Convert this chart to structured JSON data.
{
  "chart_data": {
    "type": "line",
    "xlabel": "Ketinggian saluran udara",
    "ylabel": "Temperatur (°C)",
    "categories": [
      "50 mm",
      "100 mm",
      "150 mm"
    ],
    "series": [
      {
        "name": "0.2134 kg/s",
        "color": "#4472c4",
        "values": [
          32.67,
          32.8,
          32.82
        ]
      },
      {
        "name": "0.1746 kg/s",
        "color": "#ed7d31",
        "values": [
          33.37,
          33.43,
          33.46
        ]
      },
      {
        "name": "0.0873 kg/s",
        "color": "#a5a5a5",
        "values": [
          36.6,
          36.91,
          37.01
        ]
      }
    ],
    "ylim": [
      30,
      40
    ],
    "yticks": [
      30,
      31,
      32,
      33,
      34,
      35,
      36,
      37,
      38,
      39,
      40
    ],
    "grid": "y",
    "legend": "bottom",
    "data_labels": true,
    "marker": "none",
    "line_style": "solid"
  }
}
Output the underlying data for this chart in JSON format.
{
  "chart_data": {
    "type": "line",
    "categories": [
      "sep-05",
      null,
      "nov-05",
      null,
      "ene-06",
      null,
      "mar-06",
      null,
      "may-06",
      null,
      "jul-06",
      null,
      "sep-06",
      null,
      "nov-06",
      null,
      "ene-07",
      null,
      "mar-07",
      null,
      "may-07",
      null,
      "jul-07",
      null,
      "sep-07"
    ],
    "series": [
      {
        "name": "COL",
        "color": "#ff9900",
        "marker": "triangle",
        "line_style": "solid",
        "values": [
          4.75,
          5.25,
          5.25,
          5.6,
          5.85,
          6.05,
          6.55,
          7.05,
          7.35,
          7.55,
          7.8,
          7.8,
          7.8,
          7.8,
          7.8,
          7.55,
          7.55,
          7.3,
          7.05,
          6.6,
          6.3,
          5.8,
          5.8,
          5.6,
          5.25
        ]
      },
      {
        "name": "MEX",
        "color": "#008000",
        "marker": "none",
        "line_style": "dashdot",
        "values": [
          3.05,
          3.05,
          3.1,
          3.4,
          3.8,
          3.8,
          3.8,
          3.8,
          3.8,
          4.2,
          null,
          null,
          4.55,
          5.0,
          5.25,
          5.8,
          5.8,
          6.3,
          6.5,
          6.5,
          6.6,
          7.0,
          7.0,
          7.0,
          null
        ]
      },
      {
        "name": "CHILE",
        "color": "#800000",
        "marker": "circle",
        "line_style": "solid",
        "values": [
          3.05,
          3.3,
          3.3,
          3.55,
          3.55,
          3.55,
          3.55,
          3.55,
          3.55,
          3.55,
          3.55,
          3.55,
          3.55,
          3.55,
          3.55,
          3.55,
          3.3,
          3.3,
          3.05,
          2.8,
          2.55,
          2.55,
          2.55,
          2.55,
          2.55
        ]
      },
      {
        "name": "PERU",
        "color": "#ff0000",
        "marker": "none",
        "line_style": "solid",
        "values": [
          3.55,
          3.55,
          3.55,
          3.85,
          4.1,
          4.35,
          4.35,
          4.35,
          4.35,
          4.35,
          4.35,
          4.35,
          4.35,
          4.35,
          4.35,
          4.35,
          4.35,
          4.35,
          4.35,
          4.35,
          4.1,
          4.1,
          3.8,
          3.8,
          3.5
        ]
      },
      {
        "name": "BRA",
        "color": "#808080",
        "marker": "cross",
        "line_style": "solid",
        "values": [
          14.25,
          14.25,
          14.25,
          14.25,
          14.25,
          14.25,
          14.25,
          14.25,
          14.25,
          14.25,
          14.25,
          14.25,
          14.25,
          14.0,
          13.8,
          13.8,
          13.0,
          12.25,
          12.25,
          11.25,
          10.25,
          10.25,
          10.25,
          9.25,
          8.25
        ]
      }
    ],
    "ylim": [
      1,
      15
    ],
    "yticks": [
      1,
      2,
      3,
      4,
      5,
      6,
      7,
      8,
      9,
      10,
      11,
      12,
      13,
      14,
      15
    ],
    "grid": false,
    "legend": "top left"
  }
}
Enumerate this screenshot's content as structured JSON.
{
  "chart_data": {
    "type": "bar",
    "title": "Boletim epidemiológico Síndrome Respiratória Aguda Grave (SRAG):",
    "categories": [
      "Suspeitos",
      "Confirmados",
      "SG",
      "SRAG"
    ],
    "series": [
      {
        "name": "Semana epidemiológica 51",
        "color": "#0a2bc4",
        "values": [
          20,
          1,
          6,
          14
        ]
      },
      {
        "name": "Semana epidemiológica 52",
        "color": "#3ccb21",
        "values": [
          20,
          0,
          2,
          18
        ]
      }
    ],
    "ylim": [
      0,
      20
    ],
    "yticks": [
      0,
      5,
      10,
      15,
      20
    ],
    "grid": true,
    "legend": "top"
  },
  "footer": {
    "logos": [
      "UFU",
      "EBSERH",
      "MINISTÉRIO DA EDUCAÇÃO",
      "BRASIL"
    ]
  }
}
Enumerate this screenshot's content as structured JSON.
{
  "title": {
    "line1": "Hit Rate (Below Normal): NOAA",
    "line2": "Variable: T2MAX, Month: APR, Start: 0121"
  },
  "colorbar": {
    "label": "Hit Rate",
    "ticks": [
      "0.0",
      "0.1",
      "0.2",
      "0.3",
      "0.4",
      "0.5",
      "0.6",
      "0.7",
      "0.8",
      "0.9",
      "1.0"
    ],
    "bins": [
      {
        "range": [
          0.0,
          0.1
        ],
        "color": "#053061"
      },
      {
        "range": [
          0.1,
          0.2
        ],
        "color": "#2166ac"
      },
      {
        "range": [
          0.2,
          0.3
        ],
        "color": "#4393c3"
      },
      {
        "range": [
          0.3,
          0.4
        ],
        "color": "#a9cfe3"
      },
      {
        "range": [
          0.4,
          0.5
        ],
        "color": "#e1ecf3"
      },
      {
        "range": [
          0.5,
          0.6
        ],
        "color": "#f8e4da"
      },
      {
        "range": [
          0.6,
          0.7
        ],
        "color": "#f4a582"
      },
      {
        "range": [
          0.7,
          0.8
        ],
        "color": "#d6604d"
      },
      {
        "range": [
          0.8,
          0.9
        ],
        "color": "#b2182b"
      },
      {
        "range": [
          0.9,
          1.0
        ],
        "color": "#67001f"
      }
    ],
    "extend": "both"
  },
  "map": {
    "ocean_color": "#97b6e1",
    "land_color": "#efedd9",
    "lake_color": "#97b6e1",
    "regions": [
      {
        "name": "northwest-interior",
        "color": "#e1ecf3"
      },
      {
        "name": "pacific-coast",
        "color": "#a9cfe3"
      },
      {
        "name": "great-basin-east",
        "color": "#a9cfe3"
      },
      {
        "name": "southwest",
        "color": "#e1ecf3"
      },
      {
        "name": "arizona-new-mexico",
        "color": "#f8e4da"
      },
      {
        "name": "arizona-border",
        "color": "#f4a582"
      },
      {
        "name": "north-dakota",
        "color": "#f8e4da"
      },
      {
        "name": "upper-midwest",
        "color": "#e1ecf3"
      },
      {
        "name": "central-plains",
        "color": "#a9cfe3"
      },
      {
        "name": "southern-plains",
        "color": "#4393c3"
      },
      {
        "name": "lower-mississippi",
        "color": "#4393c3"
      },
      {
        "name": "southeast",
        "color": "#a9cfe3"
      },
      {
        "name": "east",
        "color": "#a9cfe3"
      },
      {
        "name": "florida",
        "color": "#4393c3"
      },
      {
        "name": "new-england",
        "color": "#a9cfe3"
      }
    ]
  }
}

━━━━━━━━━━

Copy all the records above precisely.

Convert this chart to structured JSON data.
{
  "chart_data": {
    "type": "line",
    "xlabel": "Ketinggian saluran udara",
    "ylabel": "Temperatur (°C)",
    "categories": [
      "50 mm",
      "100 mm",
      "150 mm"
    ],
    "series": [
      {
        "name": "0.2134 kg/s",
        "color": "#4472c4",
        "values": [
          32.67,
          32.8,
          32.82
        ]
      },
      {
        "name": "0.1746 kg/s",
        "color": "#ed7d31",
        "values": [
          33.37,
          33.43,
          33.46
        ]
      },
      {
        "name": "0.0873 kg/s",
        "color": "#a5a5a5",
        "values": [
          36.6,
          36.91,
          37.01
        ]
      }
    ],
    "ylim": [
      30,
      40
    ],
    "yticks": [
      30,
      31,
      32,
      33,
      34,
      35,
      36,
      37,
      38,
      39,
      40
    ],
    "grid": "y",
    "legend": "bottom",
    "data_labels": true,
    "marker": "none",
    "line_style": "solid"
  }
}
Output the underlying data for this chart in JSON format.
{
  "chart_data": {
    "type": "line",
    "categories": [
      "sep-05",
      null,
      "nov-05",
      null,
      "ene-06",
      null,
      "mar-06",
      null,
      "may-06",
      null,
      "jul-06",
      null,
      "sep-06",
      null,
      "nov-06",
      null,
      "ene-07",
      null,
      "mar-07",
      null,
      "may-07",
      null,
      "jul-07",
      null,
      "sep-07"
    ],
    "series": [
      {
        "name": "COL",
        "color": "#ff9900",
        "marker": "triangle",
        "line_style": "solid",
        "values": [
          4.75,
          5.25,
          5.25,
          5.6,
          5.85,
          6.05,
          6.55,
          7.05,
          7.35,
          7.55,
          7.8,
          7.8,
          7.8,
          7.8,
          7.8,
          7.55,
          7.55,
          7.3,
          7.05,
          6.6,
          6.3,
          5.8,
          5.8,
          5.6,
          5.25
        ]
      },
      {
        "name": "MEX",
        "color": "#008000",
        "marker": "none",
        "line_style": "dashdot",
        "values": [
          3.05,
          3.05,
          3.1,
          3.4,
          3.8,
          3.8,
          3.8,
          3.8,
          3.8,
          4.2,
          null,
          null,
          4.55,
          5.0,
          5.25,
          5.8,
          5.8,
          6.3,
          6.5,
          6.5,
          6.6,
          7.0,
          7.0,
          7.0,
          null
        ]
      },
      {
        "name": "CHILE",
        "color": "#800000",
        "marker": "circle",
        "line_style": "solid",
        "values": [
          3.05,
          3.3,
          3.3,
          3.55,
          3.55,
          3.55,
          3.55,
          3.55,
          3.55,
          3.55,
          3.55,
          3.55,
          3.55,
          3.55,
          3.55,
          3.55,
          3.3,
          3.3,
          3.05,
          2.8,
          2.55,
          2.55,
          2.55,
          2.55,
          2.55
        ]
      },
      {
        "name": "PERU",
        "color": "#ff0000",
        "marker": "none",
        "line_style": "solid",
        "values": [
          3.55,
          3.55,
          3.55,
          3.85,
          4.1,
          4.35,
          4.35,
          4.35,
          4.35,
          4.35,
          4.35,
          4.35,
          4.35,
          4.35,
          4.35,
          4.35,
          4.35,
          4.35,
          4.35,
          4.35,
          4.1,
          4.1,
          3.8,
          3.8,
          3.5
        ]
      },
      {
        "name": "BRA",
        "color": "#808080",
        "marker": "cross",
        "line_style": "solid",
        "values": [
          14.25,
          14.25,
          14.25,
          14.25,
          14.25,
          14.25,
          14.25,
          14.25,
          14.25,
          14.25,
          14.25,
          14.25,
          14.25,
          14.0,
          13.8,
          13.8,
          13.0,
          12.25,
          12.25,
          11.25,
          10.25,
          10.25,
          10.25,
          9.25,
          8.25
        ]
      }
    ],
    "ylim": [
      1,
      15
    ],
    "yticks": [
      1,
      2,
      3,
      4,
      5,
      6,
      7,
      8,
      9,
      10,
      11,
      12,
      13,
      14,
      15
    ],
    "grid": false,
    "legend": "top left"
  }
}
Enumerate this screenshot's content as structured JSON.
{
  "chart_data": {
    "type": "bar",
    "title": "Boletim epidemiológico Síndrome Respiratória Aguda Grave (SRAG):",
    "categories": [
      "Suspeitos",
      "Confirmados",
      "SG",
      "SRAG"
    ],
    "series": [
      {
        "name": "Semana epidemiológica 51",
        "color": "#0a2bc4",
        "values": [
          20,
          1,
          6,
          14
        ]
      },
      {
        "name": "Semana epidemiológica 52",
        "color": "#3ccb21",
        "values": [
          20,
          0,
          2,
          18
        ]
      }
    ],
    "ylim": [
      0,
      20
    ],
    "yticks": [
      0,
      5,
      10,
      15,
      20
    ],
    "grid": true,
    "legend": "top"
  },
  "footer": {
    "logos": [
      "UFU",
      "EBSERH",
      "MINISTÉRIO DA EDUCAÇÃO",
      "BRASIL"
    ]
  }
}
Enumerate this screenshot's content as structured JSON.
{
  "title": {
    "line1": "Hit Rate (Below Normal): NOAA",
    "line2": "Variable: T2MAX, Month: APR, Start: 0121"
  },
  "colorbar": {
    "label": "Hit Rate",
    "ticks": [
      "0.0",
      "0.1",
      "0.2",
      "0.3",
      "0.4",
      "0.5",
      "0.6",
      "0.7",
      "0.8",
      "0.9",
      "1.0"
    ],
    "bins": [
      {
        "range": [
          0.0,
          0.1
        ],
        "color": "#053061"
      },
      {
        "range": [
          0.1,
          0.2
        ],
        "color": "#2166ac"
      },
      {
        "range": [
          0.2,
          0.3
        ],
        "color": "#4393c3"
      },
      {
        "range": [
          0.3,
          0.4
        ],
        "color": "#a9cfe3"
      },
      {
        "range": [
          0.4,
          0.5
        ],
        "color": "#e1ecf3"
      },
      {
        "range": [
          0.5,
          0.6
        ],
        "color": "#f8e4da"
      },
      {
        "range": [
          0.6,
          0.7
        ],
        "color": "#f4a582"
      },
      {
        "range": [
          0.7,
          0.8
        ],
        "color": "#d6604d"
      },
      {
        "range": [
          0.8,
          0.9
        ],
        "color": "#b2182b"
      },
      {
        "range": [
          0.9,
          1.0
        ],
        "color": "#67001f"
      }
    ],
    "extend": "both"
  },
  "map": {
    "ocean_color": "#97b6e1",
    "land_color": "#efedd9",
    "lake_color": "#97b6e1",
    "regions": [
      {
        "name": "northwest-interior",
        "color": "#e1ecf3"
      },
      {
        "name": "pacific-coast",
        "color": "#a9cfe3"
      },
      {
        "name": "great-basin-east",
        "color": "#a9cfe3"
      },
      {
        "name": "southwest",
        "color": "#e1ecf3"
      },
      {
        "name": "arizona-new-mexico",
        "color": "#f8e4da"
      },
      {
        "name": "arizona-border",
        "color": "#f4a582"
      },
      {
        "name": "north-dakota",
        "color": "#f8e4da"
      },
      {
        "name": "upper-midwest",
        "color": "#e1ecf3"
      },
      {
        "name": "central-plains",
        "color": "#a9cfe3"
      },
      {
        "name": "southern-plains",
        "color": "#4393c3"
      },
      {
        "name": "lower-mississippi",
        "color": "#4393c3"
      },
      {
        "name": "southeast",
        "color": "#a9cfe3"
      },
      {
        "name": "east",
        "color": "#a9cfe3"
      },
      {
        "name": "florida",
        "color": "#4393c3"
      },
      {
        "name": "new-england",
        "color": "#a9cfe3"
      }
    ]
  }
}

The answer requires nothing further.